• **REQUIRED TASKS**
1) Can you reproduce the records word for word, beginning at their first line and stopping after the line that contains "816, 436, 883]", with that line included?
2) Could you carry on the passage about the capacitor's plating layer from the point where it stops?

• **EXCERPT PROVIDED**
The plating layer 31 includes a Ni plating layer 31a provided on the outer periphery of the base electrode layer 30 to cover the base electrode layer 30, and a Sn plating layer 31b provided on the outer periphery of the Ni plating layer 31a to cover the Ni plating layer 31a. The Ni plating layer 31a prevents the base electrode layer 30 from being corroded by solder when the ceramic electronic component is mounted. The Sn plating layer 31b facilitates the mounting of the multilayer ceramic capacitor 1A by improving solderability. The Ni plating layer 31a includes plating made of nickel or an alloy including nickel. The Sn plating layer 31b includes plating made of Sn or an alloy including Sn. The plating layer 31 may include at least one selected from a group including Cu, Ni, Sn, Ag, Pd, a Ag—Pd alloy, and Au, for example, in addition to the above-described metals.

• **RECORDS SHOWN**

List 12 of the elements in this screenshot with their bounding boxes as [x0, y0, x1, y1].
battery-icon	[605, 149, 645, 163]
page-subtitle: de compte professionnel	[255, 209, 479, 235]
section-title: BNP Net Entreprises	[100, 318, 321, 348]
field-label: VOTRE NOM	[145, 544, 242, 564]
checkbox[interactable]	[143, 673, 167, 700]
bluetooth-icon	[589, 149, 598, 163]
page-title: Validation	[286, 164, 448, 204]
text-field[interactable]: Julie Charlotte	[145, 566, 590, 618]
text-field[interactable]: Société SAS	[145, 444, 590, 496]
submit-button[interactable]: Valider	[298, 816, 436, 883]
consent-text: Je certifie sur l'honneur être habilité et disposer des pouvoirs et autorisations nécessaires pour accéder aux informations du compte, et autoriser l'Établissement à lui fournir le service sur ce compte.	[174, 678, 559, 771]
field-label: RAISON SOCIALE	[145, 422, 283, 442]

• **EXPECTED OUTPUTS**
1)
List 12 of the elements in this screenshot with their bounding boxes as [x0, y0, x1, y1].
battery-icon	[605, 149, 645, 163]
page-subtitle: de compte professionnel	[255, 209, 479, 235]
section-title: BNP Net Entreprises	[100, 318, 321, 348]
field-label: VOTRE NOM	[145, 544, 242, 564]
checkbox[interactable]	[143, 673, 167, 700]
bluetooth-icon	[589, 149, 598, 163]
page-title: Validation	[286, 164, 448, 204]
text-field[interactable]: Julie Charlotte	[145, 566, 590, 618]
text-field[interactable]: Société SAS	[145, 444, 590, 496]
submit-button[interactable]: Valider	[298, 816, 436, 883]

2)
The spacers 10 are a pair of spacers including a first spacer 10A and a second spacer 10B. The first spacer 10A and the second spacer 10B are collectively referred to as spacers 10 when distinction therebetween is not necessary. The first spacer 10A and the second spacer 10B are adjacent to the second capacitor principal surface A2 of the multilayer ceramic capacitor 1A. The first spacer 10A is at one end in the length direction L, and the second spacer 10B is at the other end in the length direction L. The first spacer 10A and the second spacer 10B have the same rectangular or substantially rectangular shape and are arranged to face each other with a certain distance therebetween.
Each spacer 10 is substantially rectangular-parallelepiped-shaped. Of the six outer surfaces of the spacer 10, a pair of outer surfaces opposite to each other in the lamination direction T is referred to as a first spacer principal surface AS1 and a second spacer principal surface AS2, a pair of outer surfaces opposite to each other in the width direction W is referred to as a first spacer side surface BS1 and a second spacer side surface BS2, and a pair of outer surfaces opposite to each other in the length direction L is referred to as a first spacer end surface CS1 and a second spacer end surface CS2.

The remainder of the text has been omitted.